- _Exercise directions_:
The records should be written out in full, with nothing altered.

— start of Data for the task —

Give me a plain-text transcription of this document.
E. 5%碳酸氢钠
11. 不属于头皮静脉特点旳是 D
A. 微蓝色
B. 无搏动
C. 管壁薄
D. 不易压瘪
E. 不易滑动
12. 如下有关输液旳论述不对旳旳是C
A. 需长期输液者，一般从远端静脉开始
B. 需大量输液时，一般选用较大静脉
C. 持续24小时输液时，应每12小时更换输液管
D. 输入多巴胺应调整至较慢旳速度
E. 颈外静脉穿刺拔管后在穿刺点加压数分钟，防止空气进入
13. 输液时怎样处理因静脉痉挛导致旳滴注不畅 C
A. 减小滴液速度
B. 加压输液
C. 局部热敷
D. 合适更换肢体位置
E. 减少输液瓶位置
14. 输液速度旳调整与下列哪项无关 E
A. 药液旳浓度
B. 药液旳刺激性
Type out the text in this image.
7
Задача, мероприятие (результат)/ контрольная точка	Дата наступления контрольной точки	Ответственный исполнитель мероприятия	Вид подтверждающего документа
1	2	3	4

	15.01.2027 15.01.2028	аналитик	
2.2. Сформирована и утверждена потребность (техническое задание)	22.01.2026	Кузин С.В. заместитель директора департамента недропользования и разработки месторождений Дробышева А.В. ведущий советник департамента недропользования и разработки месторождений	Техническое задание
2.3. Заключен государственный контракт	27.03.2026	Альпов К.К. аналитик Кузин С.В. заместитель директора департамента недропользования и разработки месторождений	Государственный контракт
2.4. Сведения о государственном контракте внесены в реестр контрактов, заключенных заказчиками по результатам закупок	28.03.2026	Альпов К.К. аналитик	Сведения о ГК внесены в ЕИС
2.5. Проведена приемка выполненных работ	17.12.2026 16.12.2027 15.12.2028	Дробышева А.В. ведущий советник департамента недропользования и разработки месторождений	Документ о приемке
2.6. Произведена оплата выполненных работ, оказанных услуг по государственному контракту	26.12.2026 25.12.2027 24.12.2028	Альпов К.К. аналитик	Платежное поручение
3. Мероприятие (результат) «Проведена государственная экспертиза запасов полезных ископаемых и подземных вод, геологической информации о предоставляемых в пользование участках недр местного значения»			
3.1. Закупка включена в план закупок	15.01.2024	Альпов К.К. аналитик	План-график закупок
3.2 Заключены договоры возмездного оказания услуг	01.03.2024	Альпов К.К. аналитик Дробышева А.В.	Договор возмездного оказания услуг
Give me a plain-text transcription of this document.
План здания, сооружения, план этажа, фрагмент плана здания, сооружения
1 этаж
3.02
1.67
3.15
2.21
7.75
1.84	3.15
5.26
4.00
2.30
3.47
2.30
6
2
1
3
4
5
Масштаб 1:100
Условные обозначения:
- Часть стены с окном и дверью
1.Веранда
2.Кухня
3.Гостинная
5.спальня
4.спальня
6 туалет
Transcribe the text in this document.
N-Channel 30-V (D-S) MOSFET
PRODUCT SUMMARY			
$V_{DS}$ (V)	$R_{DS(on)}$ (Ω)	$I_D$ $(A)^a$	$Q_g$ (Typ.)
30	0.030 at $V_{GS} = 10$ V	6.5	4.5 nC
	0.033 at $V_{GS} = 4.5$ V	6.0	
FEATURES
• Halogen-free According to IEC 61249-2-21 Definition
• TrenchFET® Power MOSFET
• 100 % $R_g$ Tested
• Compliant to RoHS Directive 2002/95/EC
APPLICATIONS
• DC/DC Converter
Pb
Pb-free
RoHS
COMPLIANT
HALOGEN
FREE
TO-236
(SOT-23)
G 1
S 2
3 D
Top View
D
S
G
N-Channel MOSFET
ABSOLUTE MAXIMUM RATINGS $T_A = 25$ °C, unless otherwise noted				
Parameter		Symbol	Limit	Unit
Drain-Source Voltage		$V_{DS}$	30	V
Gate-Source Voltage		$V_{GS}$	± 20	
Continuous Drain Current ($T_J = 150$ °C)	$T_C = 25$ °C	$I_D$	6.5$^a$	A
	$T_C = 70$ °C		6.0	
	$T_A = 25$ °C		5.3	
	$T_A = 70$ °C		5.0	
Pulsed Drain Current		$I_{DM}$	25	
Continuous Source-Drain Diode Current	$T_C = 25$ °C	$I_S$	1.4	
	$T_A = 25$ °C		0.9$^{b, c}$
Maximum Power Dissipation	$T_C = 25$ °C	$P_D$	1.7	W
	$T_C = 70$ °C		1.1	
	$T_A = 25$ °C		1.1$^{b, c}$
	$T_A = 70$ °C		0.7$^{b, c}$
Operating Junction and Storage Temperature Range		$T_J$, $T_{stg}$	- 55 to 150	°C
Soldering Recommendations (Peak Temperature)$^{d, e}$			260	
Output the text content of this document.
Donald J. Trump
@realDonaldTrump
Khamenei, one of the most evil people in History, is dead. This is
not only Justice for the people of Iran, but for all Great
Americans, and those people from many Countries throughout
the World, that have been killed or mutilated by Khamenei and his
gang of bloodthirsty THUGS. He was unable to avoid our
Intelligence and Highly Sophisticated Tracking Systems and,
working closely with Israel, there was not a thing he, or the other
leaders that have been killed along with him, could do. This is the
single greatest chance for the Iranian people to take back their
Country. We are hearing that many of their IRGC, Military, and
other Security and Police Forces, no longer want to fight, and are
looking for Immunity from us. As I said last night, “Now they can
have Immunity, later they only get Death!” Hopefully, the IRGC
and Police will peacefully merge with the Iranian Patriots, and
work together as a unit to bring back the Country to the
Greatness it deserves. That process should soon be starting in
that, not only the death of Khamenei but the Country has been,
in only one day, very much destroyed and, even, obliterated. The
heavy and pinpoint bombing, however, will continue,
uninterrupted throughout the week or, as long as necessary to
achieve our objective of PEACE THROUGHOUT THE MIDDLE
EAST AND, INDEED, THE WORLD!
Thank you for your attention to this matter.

— end of Data for the task —

- _Reply_:
Give me a plain-text transcription of this document.
E. 5%碳酸氢钠
11. 不属于头皮静脉特点旳是 D
A. 微蓝色
B. 无搏动
C. 管壁薄
D. 不易压瘪
E. 不易滑动
12. 如下有关输液旳论述不对旳旳是C
A. 需长期输液者，一般从远端静脉开始
B. 需大量输液时，一般选用较大静脉
C. 持续24小时输液时，应每12小时更换输液管
D. 输入多巴胺应调整至较慢旳速度
E. 颈外静脉穿刺拔管后在穿刺点加压数分钟，防止空气进入
13. 输液时怎样处理因静脉痉挛导致旳滴注不畅 C
A. 减小滴液速度
B. 加压输液
C. 局部热敷
D. 合适更换肢体位置
E. 减少输液瓶位置
14. 输液速度旳调整与下列哪项无关 E
A. 药液旳浓度
B. 药液旳刺激性
Type out the text in this image.
7
Задача, мероприятие (результат)/ контрольная точка	Дата наступления контрольной точки	Ответственный исполнитель мероприятия	Вид подтверждающего документа
1	2	3	4

	15.01.2027 15.01.2028	аналитик	
2.2. Сформирована и утверждена потребность (техническое задание)	22.01.2026	Кузин С.В. заместитель директора департамента недропользования и разработки месторождений Дробышева А.В. ведущий советник департамента недропользования и разработки месторождений	Техническое задание
2.3. Заключен государственный контракт	27.03.2026	Альпов К.К. аналитик Кузин С.В. заместитель директора департамента недропользования и разработки месторождений	Государственный контракт
2.4. Сведения о государственном контракте внесены в реестр контрактов, заключенных заказчиками по результатам закупок	28.03.2026	Альпов К.К. аналитик	Сведения о ГК внесены в ЕИС
2.5. Проведена приемка выполненных работ	17.12.2026 16.12.2027 15.12.2028	Дробышева А.В. ведущий советник департамента недропользования и разработки месторождений	Документ о приемке
2.6. Произведена оплата выполненных работ, оказанных услуг по государственному контракту	26.12.2026 25.12.2027 24.12.2028	Альпов К.К. аналитик	Платежное поручение
3. Мероприятие (результат) «Проведена государственная экспертиза запасов полезных ископаемых и подземных вод, геологической информации о предоставляемых в пользование участках недр местного значения»			
3.1. Закупка включена в план закупок	15.01.2024	Альпов К.К. аналитик	План-график закупок
3.2 Заключены договоры возмездного оказания услуг	01.03.2024	Альпов К.К. аналитик Дробышева А.В.	Договор возмездного оказания услуг
Give me a plain-text transcription of this document.
План здания, сооружения, план этажа, фрагмент плана здания, сооружения
1 этаж
3.02
1.67
3.15
2.21
7.75
1.84	3.15
5.26
4.00
2.30
3.47
2.30
6
2
1
3
4
5
Масштаб 1:100
Условные обозначения:
- Часть стены с окном и дверью
1.Веранда
2.Кухня
3.Гостинная
5.спальня
4.спальня
6 туалет
Transcribe the text in this document.
N-Channel 30-V (D-S) MOSFET
PRODUCT SUMMARY			
$V_{DS}$ (V)	$R_{DS(on)}$ (Ω)	$I_D$ $(A)^a$	$Q_g$ (Typ.)
30	0.030 at $V_{GS} = 10$ V	6.5	4.5 nC
	0.033 at $V_{GS} = 4.5$ V	6.0	
FEATURES
• Halogen-free According to IEC 61249-2-21 Definition
• TrenchFET® Power MOSFET
• 100 % $R_g$ Tested
• Compliant to RoHS Directive 2002/95/EC
APPLICATIONS
• DC/DC Converter
Pb
Pb-free
RoHS
COMPLIANT
HALOGEN
FREE
TO-236
(SOT-23)
G 1
S 2
3 D
Top View
D
S
G
N-Channel MOSFET
ABSOLUTE MAXIMUM RATINGS $T_A = 25$ °C, unless otherwise noted				
Parameter		Symbol	Limit	Unit
Drain-Source Voltage		$V_{DS}$	30	V
Gate-Source Voltage		$V_{GS}$	± 20	
Continuous Drain Current ($T_J = 150$ °C)	$T_C = 25$ °C	$I_D$	6.5$^a$	A
	$T_C = 70$ °C		6.0	
	$T_A = 25$ °C		5.3	
	$T_A = 70$ °C		5.0	
Pulsed Drain Current		$I_{DM}$	25	
Continuous Source-Drain Diode Current	$T_C = 25$ °C	$I_S$	1.4	
	$T_A = 25$ °C		0.9$^{b, c}$
Maximum Power Dissipation	$T_C = 25$ °C	$P_D$	1.7	W
	$T_C = 70$ °C		1.1	
	$T_A = 25$ °C		1.1$^{b, c}$
	$T_A = 70$ °C		0.7$^{b, c}$
Operating Junction and Storage Temperature Range		$T_J$, $T_{stg}$	- 55 to 150	°C
Soldering Recommendations (Peak Temperature)$^{d, e}$			260	
Output the text content of this document.
Donald J. Trump
@realDonaldTrump
Khamenei, one of the most evil people in History, is dead. This is
not only Justice for the people of Iran, but for all Great
Americans, and those people from many Countries throughout
the World, that have been killed or mutilated by Khamenei and his
gang of bloodthirsty THUGS. He was unable to avoid our
Intelligence and Highly Sophisticated Tracking Systems and,
working closely with Israel, there was not a thing he, or the other
leaders that have been killed along with him, could do. This is the
single greatest chance for the Iranian people to take back their
Country. We are hearing that many of their IRGC, Military, and
other Security and Police Forces, no longer want to fight, and are
looking for Immunity from us. As I said last night, “Now they can
have Immunity, later they only get Death!” Hopefully, the IRGC
and Police will peacefully merge with the Iranian Patriots, and
work together as a unit to bring back the Country to the
Greatness it deserves. That process should soon be starting in
that, not only the death of Khamenei but the Country has been,
in only one day, very much destroyed and, even, obliterated. The
heavy and pinpoint bombing, however, will continue,
uninterrupted throughout the week or, as long as necessary to
achieve our objective of PEACE THROUGHOUT THE MIDDLE
EAST AND, INDEED, THE WORLD!
Thank you for your attention to this matter.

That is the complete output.